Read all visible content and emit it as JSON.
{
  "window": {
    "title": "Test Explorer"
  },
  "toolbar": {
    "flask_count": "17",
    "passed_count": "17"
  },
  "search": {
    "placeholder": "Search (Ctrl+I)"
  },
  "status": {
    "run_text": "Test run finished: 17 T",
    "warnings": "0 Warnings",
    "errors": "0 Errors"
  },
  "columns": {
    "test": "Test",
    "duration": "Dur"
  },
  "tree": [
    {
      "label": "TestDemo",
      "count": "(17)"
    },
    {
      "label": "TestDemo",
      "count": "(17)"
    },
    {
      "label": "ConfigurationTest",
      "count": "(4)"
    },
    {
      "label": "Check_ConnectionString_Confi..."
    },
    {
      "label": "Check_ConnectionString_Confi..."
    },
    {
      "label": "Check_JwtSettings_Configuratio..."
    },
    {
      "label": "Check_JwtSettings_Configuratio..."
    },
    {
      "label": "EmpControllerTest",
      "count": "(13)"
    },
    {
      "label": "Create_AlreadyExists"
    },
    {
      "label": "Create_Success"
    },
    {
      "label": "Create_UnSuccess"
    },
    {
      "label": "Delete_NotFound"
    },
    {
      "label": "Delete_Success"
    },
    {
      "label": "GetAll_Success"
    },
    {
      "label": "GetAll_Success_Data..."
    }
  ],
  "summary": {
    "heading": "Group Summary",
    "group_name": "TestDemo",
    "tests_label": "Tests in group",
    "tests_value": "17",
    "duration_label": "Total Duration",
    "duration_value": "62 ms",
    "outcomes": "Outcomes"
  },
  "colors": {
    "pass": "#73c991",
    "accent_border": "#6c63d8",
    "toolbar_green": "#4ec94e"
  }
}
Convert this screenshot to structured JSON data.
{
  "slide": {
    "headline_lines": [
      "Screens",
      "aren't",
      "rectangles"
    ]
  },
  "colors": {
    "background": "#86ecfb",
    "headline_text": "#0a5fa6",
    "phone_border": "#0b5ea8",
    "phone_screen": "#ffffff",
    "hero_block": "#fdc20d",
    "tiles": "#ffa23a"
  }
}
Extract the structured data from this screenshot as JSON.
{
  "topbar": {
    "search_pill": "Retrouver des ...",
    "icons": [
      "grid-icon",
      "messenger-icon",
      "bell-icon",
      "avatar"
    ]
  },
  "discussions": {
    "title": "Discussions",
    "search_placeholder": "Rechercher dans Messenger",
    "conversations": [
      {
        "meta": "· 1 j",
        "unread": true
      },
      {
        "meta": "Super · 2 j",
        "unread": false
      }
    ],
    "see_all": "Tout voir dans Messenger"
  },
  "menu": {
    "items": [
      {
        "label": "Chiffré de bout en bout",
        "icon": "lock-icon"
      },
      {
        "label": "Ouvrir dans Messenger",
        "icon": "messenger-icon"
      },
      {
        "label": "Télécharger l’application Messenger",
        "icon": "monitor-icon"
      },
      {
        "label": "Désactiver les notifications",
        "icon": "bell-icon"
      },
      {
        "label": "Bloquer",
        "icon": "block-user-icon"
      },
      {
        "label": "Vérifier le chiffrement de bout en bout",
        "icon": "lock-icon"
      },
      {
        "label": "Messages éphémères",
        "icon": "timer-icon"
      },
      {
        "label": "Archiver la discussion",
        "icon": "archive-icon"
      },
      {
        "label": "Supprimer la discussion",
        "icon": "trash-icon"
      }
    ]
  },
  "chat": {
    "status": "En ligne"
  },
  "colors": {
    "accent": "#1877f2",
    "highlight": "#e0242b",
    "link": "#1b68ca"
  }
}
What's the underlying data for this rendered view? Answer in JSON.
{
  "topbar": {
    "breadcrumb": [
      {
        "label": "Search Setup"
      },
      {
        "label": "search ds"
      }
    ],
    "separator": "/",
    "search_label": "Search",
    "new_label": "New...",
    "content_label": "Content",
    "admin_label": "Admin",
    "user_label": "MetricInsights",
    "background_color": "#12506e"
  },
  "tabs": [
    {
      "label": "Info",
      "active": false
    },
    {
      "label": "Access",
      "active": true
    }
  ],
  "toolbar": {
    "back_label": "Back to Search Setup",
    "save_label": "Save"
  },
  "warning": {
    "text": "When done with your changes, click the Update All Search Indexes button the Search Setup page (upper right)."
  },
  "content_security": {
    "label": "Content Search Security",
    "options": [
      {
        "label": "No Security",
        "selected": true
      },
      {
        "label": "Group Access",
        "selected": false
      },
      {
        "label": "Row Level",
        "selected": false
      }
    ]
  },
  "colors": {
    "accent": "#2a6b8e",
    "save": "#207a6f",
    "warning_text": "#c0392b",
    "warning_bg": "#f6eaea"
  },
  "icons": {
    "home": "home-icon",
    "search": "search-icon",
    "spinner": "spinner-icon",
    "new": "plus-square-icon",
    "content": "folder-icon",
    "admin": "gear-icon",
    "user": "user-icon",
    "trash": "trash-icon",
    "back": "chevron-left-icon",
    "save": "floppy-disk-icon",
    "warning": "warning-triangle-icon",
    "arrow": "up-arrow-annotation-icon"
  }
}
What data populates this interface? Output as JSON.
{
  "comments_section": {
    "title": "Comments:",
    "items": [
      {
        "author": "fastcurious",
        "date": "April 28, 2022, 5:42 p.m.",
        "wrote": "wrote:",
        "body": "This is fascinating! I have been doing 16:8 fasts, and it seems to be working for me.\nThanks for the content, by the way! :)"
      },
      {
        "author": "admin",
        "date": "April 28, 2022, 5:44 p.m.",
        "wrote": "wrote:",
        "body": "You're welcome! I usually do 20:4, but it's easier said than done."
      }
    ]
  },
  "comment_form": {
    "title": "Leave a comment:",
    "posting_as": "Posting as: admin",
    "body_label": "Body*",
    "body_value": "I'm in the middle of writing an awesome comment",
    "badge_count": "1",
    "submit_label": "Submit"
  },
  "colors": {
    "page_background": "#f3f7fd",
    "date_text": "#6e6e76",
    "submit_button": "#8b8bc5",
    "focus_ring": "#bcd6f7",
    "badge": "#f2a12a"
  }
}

____

*Stated task:* Look through the entries and return every line where "structured" appears.

*Answer for this exercise:*
Convert this screenshot to structured JSON data.
Extract the structured data from this screenshot as JSON.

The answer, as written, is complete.